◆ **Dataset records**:

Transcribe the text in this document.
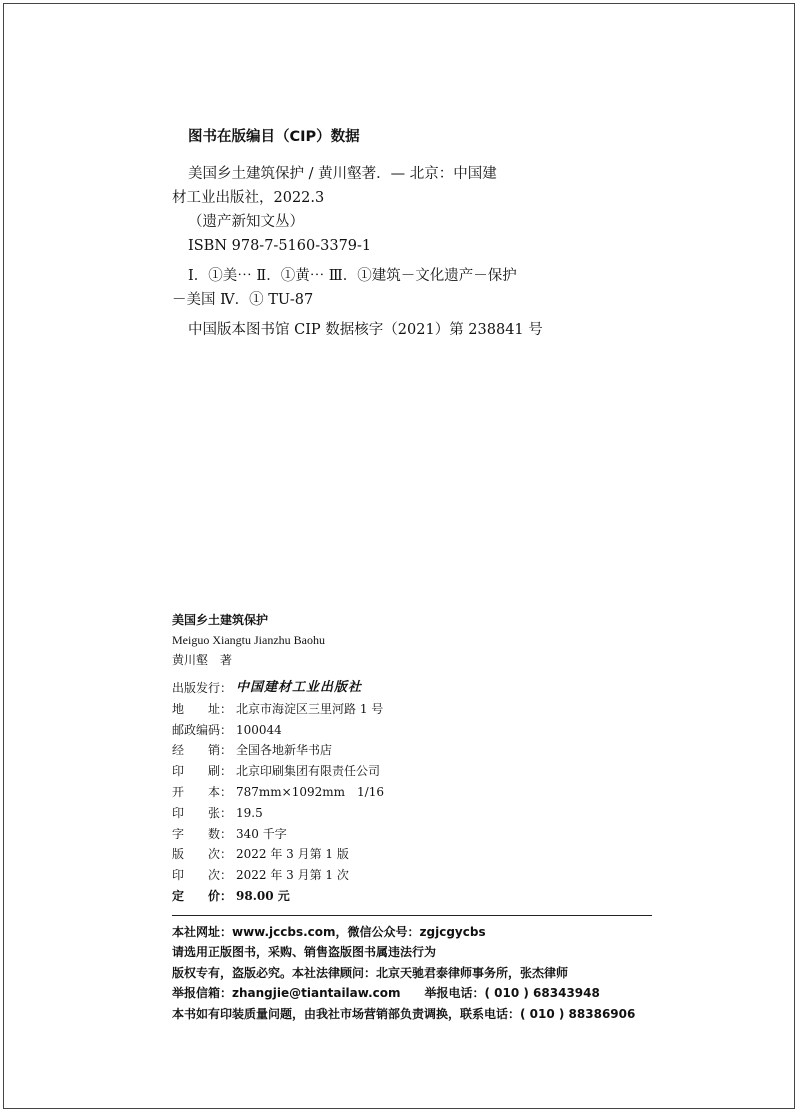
图书在版编目（CIP）数据

美国乡土建筑保护 / 黄川壑著．— 北京：中国建

材工业出版社，2022.3

（遗产新知文丛）

ISBN 978-7-5160-3379-1

Ⅰ．①美⋯ Ⅱ．①黄⋯ Ⅲ．①建筑－文化遗产－保护

－美国 Ⅳ．① TU-87

中国版本图书馆 CIP 数据核字（2021）第 238841 号

美国乡土建筑保护
Meiguo Xiangtu Jianzhu Baohu
黄川壑　著
出版发行： 中国建材工业出版社
地　　址： 北京市海淀区三里河路 1 号
邮政编码： 100044
经　　销： 全国各地新华书店
印　　刷： 北京印刷集团有限责任公司
开　　本： 787mm×1092mm　1/16
印　　张： 19.5
字　　数： 340 千字
版　　次： 2022 年 3 月第 1 版
印　　次： 2022 年 3 月第 1 次
定　　价： 98.00 元
本社网址：www.jccbs.com，微信公众号：zgjcgycbs
请选用正版图书，采购、销售盗版图书属违法行为
版权专有，盗版必究。本社法律顾问：北京天驰君泰律师事务所，张杰律师
举报信箱：zhangjie@tiantailaw.com　　举报电话：( 010 ) 68343948
本书如有印装质量问题，由我社市场营销部负责调换，联系电话：( 010 ) 88386906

◆ **BRIEF**: Pictures are not part of the copy; output everything else in the records exactly.

◆ **CORRECT OUTPUT**:
Transcribe the text in this document.
图书在版编目（CIP）数据

美国乡土建筑保护 / 黄川壑著．— 北京：中国建

材工业出版社，2022.3

（遗产新知文丛）

ISBN 978-7-5160-3379-1

Ⅰ．①美⋯ Ⅱ．①黄⋯ Ⅲ．①建筑－文化遗产－保护

－美国 Ⅳ．① TU-87

中国版本图书馆 CIP 数据核字（2021）第 238841 号

美国乡土建筑保护
Meiguo Xiangtu Jianzhu Baohu
黄川壑　著
出版发行： 中国建材工业出版社
地　　址： 北京市海淀区三里河路 1 号
邮政编码： 100044
经　　销： 全国各地新华书店
印　　刷： 北京印刷集团有限责任公司
开　　本： 787mm×1092mm　1/16
印　　张： 19.5
字　　数： 340 千字
版　　次： 2022 年 3 月第 1 版
印　　次： 2022 年 3 月第 1 次
定　　价： 98.00 元
本社网址：www.jccbs.com，微信公众号：zgjcgycbs
请选用正版图书，采购、销售盗版图书属违法行为
版权专有，盗版必究。本社法律顾问：北京天驰君泰律师事务所，张杰律师
举报信箱：zhangjie@tiantailaw.com　　举报电话：( 010 ) 68343948
本书如有印装质量问题，由我社市场营销部负责调换，联系电话：( 010 ) 88386906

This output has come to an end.